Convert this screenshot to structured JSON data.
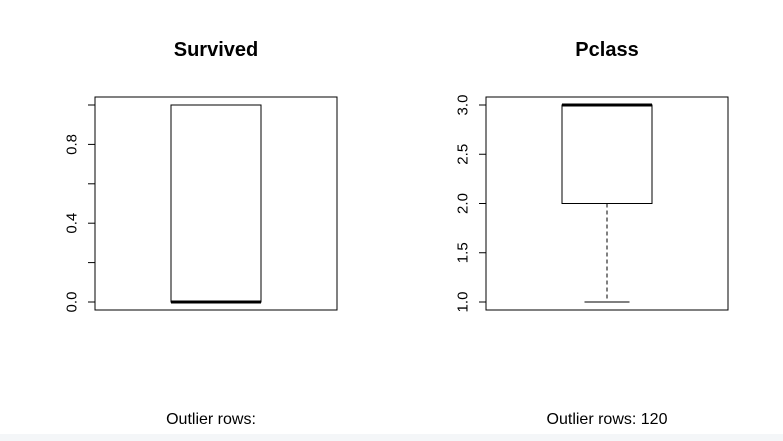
{
  "chart_data": [
    {
      "type": "box",
      "title": "Survived",
      "ylim": [
        0.0,
        1.0
      ],
      "y_ticks": [
        "0.0",
        "0.4",
        "0.8"
      ],
      "y_tick_values": [
        0.0,
        0.4,
        0.8
      ],
      "minor_ticks": [
        0.0,
        0.2,
        0.4,
        0.6,
        0.8,
        1.0
      ],
      "box": {
        "whisker_low": 0.0,
        "q1": 0.0,
        "median": 0.0,
        "q3": 1.0,
        "whisker_high": 1.0
      },
      "outliers": [],
      "caption": "Outlier rows:"
    },
    {
      "type": "box",
      "title": "Pclass",
      "ylim": [
        1.0,
        3.0
      ],
      "y_ticks": [
        "1.0",
        "1.5",
        "2.0",
        "2.5",
        "3.0"
      ],
      "y_tick_values": [
        1.0,
        1.5,
        2.0,
        2.5,
        3.0
      ],
      "minor_ticks": [],
      "box": {
        "whisker_low": 1.0,
        "q1": 2.0,
        "median": 3.0,
        "q3": 3.0,
        "whisker_high": 3.0
      },
      "outliers": [],
      "caption": "Outlier rows:  120"
    }
  ]
}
================================
All entries are to be retyped exactly. Omit any embedded images.

→ Result below:
Convert this screenshot to structured JSON data.
{
  "chart_data": [
    {
      "type": "box",
      "title": "Survived",
      "ylim": [
        0.0,
        1.0
      ],
      "y_ticks": [
        "0.0",
        "0.4",
        "0.8"
      ],
      "y_tick_values": [
        0.0,
        0.4,
        0.8
      ],
      "minor_ticks": [
        0.0,
        0.2,
        0.4,
        0.6,
        0.8,
        1.0
      ],
      "box": {
        "whisker_low": 0.0,
        "q1": 0.0,
        "median": 0.0,
        "q3": 1.0,
        "whisker_high": 1.0
      },
      "outliers": [],
      "caption": "Outlier rows:"
    },
    {
      "type": "box",
      "title": "Pclass",
      "ylim": [
        1.0,
        3.0
      ],
      "y_ticks": [
        "1.0",
        "1.5",
        "2.0",
        "2.5",
        "3.0"
      ],
      "y_tick_values": [
        1.0,
        1.5,
        2.0,
        2.5,
        3.0
      ],
      "minor_ticks": [],
      "box": {
        "whisker_low": 1.0,
        "q1": 2.0,
        "median": 3.0,
        "q3": 3.0,
        "whisker_high": 3.0
      },
      "outliers": [],
      "caption": "Outlier rows:  120"
    }
  ]
}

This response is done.